§ Objective:
Find every line with the word "title". Copy those lines.

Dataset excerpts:
────────────────────────────────────────
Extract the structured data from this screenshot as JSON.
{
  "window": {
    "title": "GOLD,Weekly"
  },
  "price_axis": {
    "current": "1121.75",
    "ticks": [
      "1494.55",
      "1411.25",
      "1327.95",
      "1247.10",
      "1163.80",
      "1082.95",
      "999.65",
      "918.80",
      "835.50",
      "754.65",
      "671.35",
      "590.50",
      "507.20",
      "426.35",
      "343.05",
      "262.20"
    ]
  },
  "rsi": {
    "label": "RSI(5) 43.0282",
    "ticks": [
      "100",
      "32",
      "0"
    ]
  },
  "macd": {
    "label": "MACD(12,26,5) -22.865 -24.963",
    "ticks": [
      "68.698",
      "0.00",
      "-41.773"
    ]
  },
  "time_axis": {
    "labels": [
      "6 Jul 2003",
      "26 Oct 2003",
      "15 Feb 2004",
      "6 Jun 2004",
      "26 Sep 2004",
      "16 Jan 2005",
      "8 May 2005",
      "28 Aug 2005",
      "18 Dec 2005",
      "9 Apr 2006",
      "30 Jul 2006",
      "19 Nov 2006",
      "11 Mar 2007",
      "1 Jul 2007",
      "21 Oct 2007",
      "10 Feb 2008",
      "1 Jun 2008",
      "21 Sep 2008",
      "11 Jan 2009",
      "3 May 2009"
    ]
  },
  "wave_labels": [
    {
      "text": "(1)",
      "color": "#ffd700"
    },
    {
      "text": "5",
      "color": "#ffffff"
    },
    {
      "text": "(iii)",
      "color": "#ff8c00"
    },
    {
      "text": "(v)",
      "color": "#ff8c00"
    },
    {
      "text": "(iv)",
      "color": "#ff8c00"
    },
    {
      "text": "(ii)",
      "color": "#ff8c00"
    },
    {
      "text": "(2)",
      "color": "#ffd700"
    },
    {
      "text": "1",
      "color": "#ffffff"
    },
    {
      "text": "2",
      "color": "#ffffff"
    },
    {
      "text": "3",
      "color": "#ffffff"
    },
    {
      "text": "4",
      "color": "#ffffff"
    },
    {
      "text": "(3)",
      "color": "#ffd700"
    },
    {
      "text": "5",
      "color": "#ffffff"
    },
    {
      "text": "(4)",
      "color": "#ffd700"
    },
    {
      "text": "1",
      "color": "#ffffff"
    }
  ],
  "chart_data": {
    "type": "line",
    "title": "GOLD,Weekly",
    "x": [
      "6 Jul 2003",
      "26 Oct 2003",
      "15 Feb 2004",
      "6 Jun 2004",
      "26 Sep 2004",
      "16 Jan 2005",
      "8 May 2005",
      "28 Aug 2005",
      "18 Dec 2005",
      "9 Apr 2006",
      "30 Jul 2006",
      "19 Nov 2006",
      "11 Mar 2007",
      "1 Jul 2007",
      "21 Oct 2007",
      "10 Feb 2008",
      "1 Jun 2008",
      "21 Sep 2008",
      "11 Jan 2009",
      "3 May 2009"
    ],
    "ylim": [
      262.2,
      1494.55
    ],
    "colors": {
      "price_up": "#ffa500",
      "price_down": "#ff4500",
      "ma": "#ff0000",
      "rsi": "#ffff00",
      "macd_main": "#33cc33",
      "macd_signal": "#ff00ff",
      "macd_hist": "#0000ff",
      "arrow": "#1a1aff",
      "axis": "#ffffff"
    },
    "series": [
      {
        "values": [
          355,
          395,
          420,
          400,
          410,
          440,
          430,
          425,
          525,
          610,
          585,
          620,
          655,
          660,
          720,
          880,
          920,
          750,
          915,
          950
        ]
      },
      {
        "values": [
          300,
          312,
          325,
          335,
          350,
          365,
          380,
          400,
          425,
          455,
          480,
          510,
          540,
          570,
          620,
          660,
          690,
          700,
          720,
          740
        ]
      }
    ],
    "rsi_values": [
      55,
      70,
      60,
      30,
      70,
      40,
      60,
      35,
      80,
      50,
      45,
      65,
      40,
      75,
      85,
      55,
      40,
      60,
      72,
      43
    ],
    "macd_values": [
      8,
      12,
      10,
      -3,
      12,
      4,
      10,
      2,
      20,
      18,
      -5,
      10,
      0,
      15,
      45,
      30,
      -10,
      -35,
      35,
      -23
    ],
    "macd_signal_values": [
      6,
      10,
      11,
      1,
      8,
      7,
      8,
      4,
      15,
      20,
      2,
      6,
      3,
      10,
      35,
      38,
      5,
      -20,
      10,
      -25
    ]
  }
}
────────────────────────────────────────
§ Solution to the problem:
    "title": "GOLD,Weekly"
    "title": "GOLD,Weekly",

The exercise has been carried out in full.